Go through the entries below and print each one exactly, leaving out pictures.

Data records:
━━━━━━━━━━━━━━━━
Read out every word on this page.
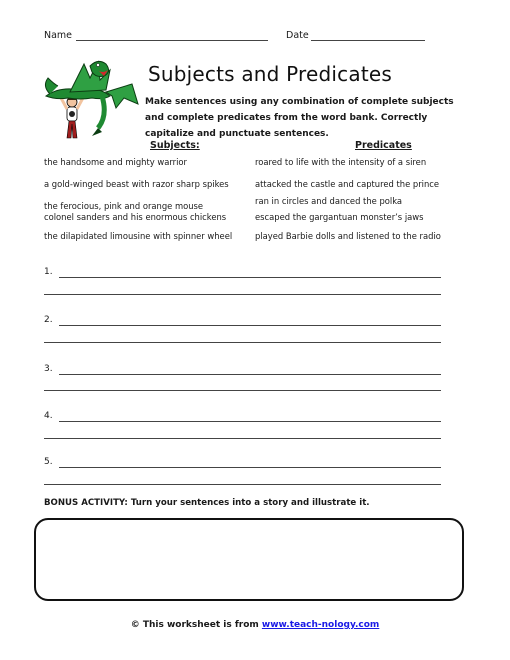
Name	Date
Subjects and Predicates
Make sentences using any combination of complete subjects and complete predicates from the word bank. Correctly capitalize and punctuate sentences.
Subjects:	Predicates
the handsome and mighty warrior
a gold-winged beast with razor sharp spikes
the ferocious, pink and orange mouse
colonel sanders and his enormous chickens
the dilapidated limousine with spinner wheel
roared to life with the intensity of a siren
attacked the castle and captured the prince
ran in circles and danced the polka
escaped the gargantuan monster’s jaws
played Barbie dolls and listened to the radio
1.
2.
3.
4.
5.
BONUS ACTIVITY: Turn your sentences into a story and illustrate it.
© This worksheet is from www.teach-nology.com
━━━━━━━━━━━━━━━━
Result:
Read out every word on this page.
Name	Date
Subjects and Predicates
Make sentences using any combination of complete subjects and complete predicates from the word bank. Correctly capitalize and punctuate sentences.
Subjects:	Predicates
the handsome and mighty warrior
a gold-winged beast with razor sharp spikes
the ferocious, pink and orange mouse
colonel sanders and his enormous chickens
the dilapidated limousine with spinner wheel
roared to life with the intensity of a siren
attacked the castle and captured the prince
ran in circles and danced the polka
escaped the gargantuan monster’s jaws
played Barbie dolls and listened to the radio
1.
2.
3.
4.
5.
BONUS ACTIVITY: Turn your sentences into a story and illustrate it.
© This worksheet is from www.teach-nology.com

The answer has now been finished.